## PROMPT
The entries below should be quoted exactly, with no pictures carried over.

= = =

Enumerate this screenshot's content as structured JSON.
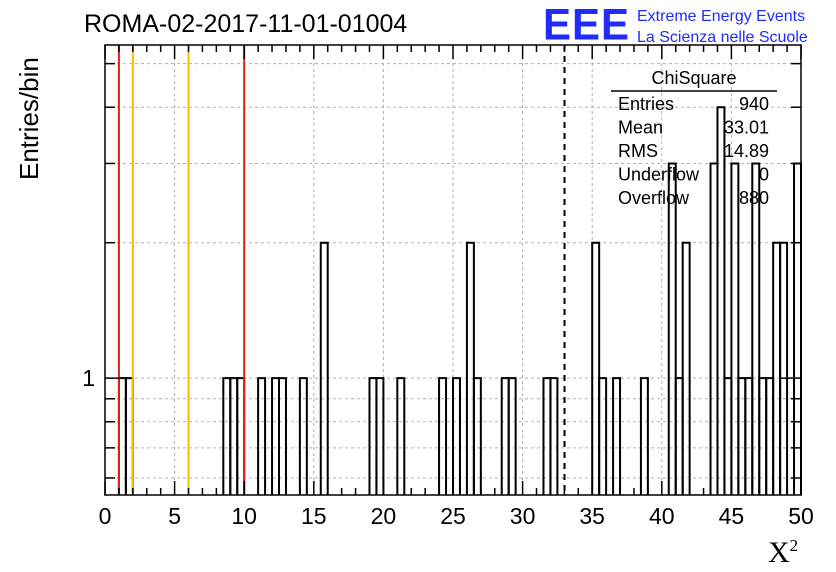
{
  "header": {
    "title": "ROMA-02-2017-11-01-01004"
  },
  "logo": {
    "mark": "EEE",
    "line1": "Extreme Energy Events",
    "line2": "La Scienza nelle Scuole",
    "color": "#1f2bff"
  },
  "stats_box": {
    "title": "ChiSquare",
    "rows": [
      {
        "label": "Entries",
        "value": "940"
      },
      {
        "label": "Mean",
        "value": "33.01"
      },
      {
        "label": "RMS",
        "value": "14.89"
      },
      {
        "label": "Underflow",
        "value": "0"
      },
      {
        "label": "Overflow",
        "value": "880"
      }
    ]
  },
  "chart_data": {
    "type": "histogram",
    "xlabel": "X",
    "xlabel_superscript": "2",
    "ylabel": "Entries/bin",
    "xlim": [
      0,
      50
    ],
    "ylim": [
      0.55,
      5.5
    ],
    "log_y": true,
    "grid": true,
    "x_ticks": [
      "0",
      "5",
      "10",
      "15",
      "20",
      "25",
      "30",
      "35",
      "40",
      "45",
      "50"
    ],
    "y_tick_labels": [
      {
        "value": 1,
        "label": "1"
      }
    ],
    "bin_width": 0.5,
    "bins": [
      {
        "x": 1.0,
        "count": 1
      },
      {
        "x": 1.5,
        "count": 1
      },
      {
        "x": 8.5,
        "count": 1
      },
      {
        "x": 9.0,
        "count": 1
      },
      {
        "x": 9.5,
        "count": 1
      },
      {
        "x": 11.0,
        "count": 1
      },
      {
        "x": 12.0,
        "count": 1
      },
      {
        "x": 12.5,
        "count": 1
      },
      {
        "x": 14.0,
        "count": 1
      },
      {
        "x": 15.5,
        "count": 2
      },
      {
        "x": 19.0,
        "count": 1
      },
      {
        "x": 19.5,
        "count": 1
      },
      {
        "x": 21.0,
        "count": 1
      },
      {
        "x": 24.0,
        "count": 1
      },
      {
        "x": 25.0,
        "count": 1
      },
      {
        "x": 26.0,
        "count": 2
      },
      {
        "x": 26.5,
        "count": 1
      },
      {
        "x": 28.5,
        "count": 1
      },
      {
        "x": 29.0,
        "count": 1
      },
      {
        "x": 31.5,
        "count": 1
      },
      {
        "x": 32.0,
        "count": 1
      },
      {
        "x": 35.0,
        "count": 2
      },
      {
        "x": 35.5,
        "count": 1
      },
      {
        "x": 36.5,
        "count": 1
      },
      {
        "x": 38.5,
        "count": 1
      },
      {
        "x": 40.5,
        "count": 3
      },
      {
        "x": 41.0,
        "count": 1
      },
      {
        "x": 41.5,
        "count": 2
      },
      {
        "x": 43.5,
        "count": 3
      },
      {
        "x": 44.0,
        "count": 4
      },
      {
        "x": 44.5,
        "count": 1
      },
      {
        "x": 45.0,
        "count": 3
      },
      {
        "x": 45.5,
        "count": 1
      },
      {
        "x": 46.0,
        "count": 1
      },
      {
        "x": 46.5,
        "count": 3
      },
      {
        "x": 47.0,
        "count": 1
      },
      {
        "x": 47.5,
        "count": 1
      },
      {
        "x": 48.0,
        "count": 2
      },
      {
        "x": 48.5,
        "count": 2
      },
      {
        "x": 49.5,
        "count": 3
      }
    ],
    "vertical_lines": [
      {
        "x": 1.0,
        "color": "#e0201c",
        "style": "solid"
      },
      {
        "x": 2.0,
        "color": "#f0c000",
        "style": "solid"
      },
      {
        "x": 6.0,
        "color": "#f0c000",
        "style": "solid"
      },
      {
        "x": 10.0,
        "color": "#e0201c",
        "style": "solid"
      },
      {
        "x": 33.01,
        "color": "#000000",
        "style": "dashed"
      }
    ]
  }
}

= = =

## COMPLETE RESPONSE
Enumerate this screenshot's content as structured JSON.
{
  "header": {
    "title": "ROMA-02-2017-11-01-01004"
  },
  "logo": {
    "mark": "EEE",
    "line1": "Extreme Energy Events",
    "line2": "La Scienza nelle Scuole",
    "color": "#1f2bff"
  },
  "stats_box": {
    "title": "ChiSquare",
    "rows": [
      {
        "label": "Entries",
        "value": "940"
      },
      {
        "label": "Mean",
        "value": "33.01"
      },
      {
        "label": "RMS",
        "value": "14.89"
      },
      {
        "label": "Underflow",
        "value": "0"
      },
      {
        "label": "Overflow",
        "value": "880"
      }
    ]
  },
  "chart_data": {
    "type": "histogram",
    "xlabel": "X",
    "xlabel_superscript": "2",
    "ylabel": "Entries/bin",
    "xlim": [
      0,
      50
    ],
    "ylim": [
      0.55,
      5.5
    ],
    "log_y": true,
    "grid": true,
    "x_ticks": [
      "0",
      "5",
      "10",
      "15",
      "20",
      "25",
      "30",
      "35",
      "40",
      "45",
      "50"
    ],
    "y_tick_labels": [
      {
        "value": 1,
        "label": "1"
      }
    ],
    "bin_width": 0.5,
    "bins": [
      {
        "x": 1.0,
        "count": 1
      },
      {
        "x": 1.5,
        "count": 1
      },
      {
        "x": 8.5,
        "count": 1
      },
      {
        "x": 9.0,
        "count": 1
      },
      {
        "x": 9.5,
        "count": 1
      },
      {
        "x": 11.0,
        "count": 1
      },
      {
        "x": 12.0,
        "count": 1
      },
      {
        "x": 12.5,
        "count": 1
      },
      {
        "x": 14.0,
        "count": 1
      },
      {
        "x": 15.5,
        "count": 2
      },
      {
        "x": 19.0,
        "count": 1
      },
      {
        "x": 19.5,
        "count": 1
      },
      {
        "x": 21.0,
        "count": 1
      },
      {
        "x": 24.0,
        "count": 1
      },
      {
        "x": 25.0,
        "count": 1
      },
      {
        "x": 26.0,
        "count": 2
      },
      {
        "x": 26.5,
        "count": 1
      },
      {
        "x": 28.5,
        "count": 1
      },
      {
        "x": 29.0,
        "count": 1
      },
      {
        "x": 31.5,
        "count": 1
      },
      {
        "x": 32.0,
        "count": 1
      },
      {
        "x": 35.0,
        "count": 2
      },
      {
        "x": 35.5,
        "count": 1
      },
      {
        "x": 36.5,
        "count": 1
      },
      {
        "x": 38.5,
        "count": 1
      },
      {
        "x": 40.5,
        "count": 3
      },
      {
        "x": 41.0,
        "count": 1
      },
      {
        "x": 41.5,
        "count": 2
      },
      {
        "x": 43.5,
        "count": 3
      },
      {
        "x": 44.0,
        "count": 4
      },
      {
        "x": 44.5,
        "count": 1
      },
      {
        "x": 45.0,
        "count": 3
      },
      {
        "x": 45.5,
        "count": 1
      },
      {
        "x": 46.0,
        "count": 1
      },
      {
        "x": 46.5,
        "count": 3
      },
      {
        "x": 47.0,
        "count": 1
      },
      {
        "x": 47.5,
        "count": 1
      },
      {
        "x": 48.0,
        "count": 2
      },
      {
        "x": 48.5,
        "count": 2
      },
      {
        "x": 49.5,
        "count": 3
      }
    ],
    "vertical_lines": [
      {
        "x": 1.0,
        "color": "#e0201c",
        "style": "solid"
      },
      {
        "x": 2.0,
        "color": "#f0c000",
        "style": "solid"
      },
      {
        "x": 6.0,
        "color": "#f0c000",
        "style": "solid"
      },
      {
        "x": 10.0,
        "color": "#e0201c",
        "style": "solid"
      },
      {
        "x": 33.01,
        "color": "#000000",
        "style": "dashed"
      }
    ]
  }
}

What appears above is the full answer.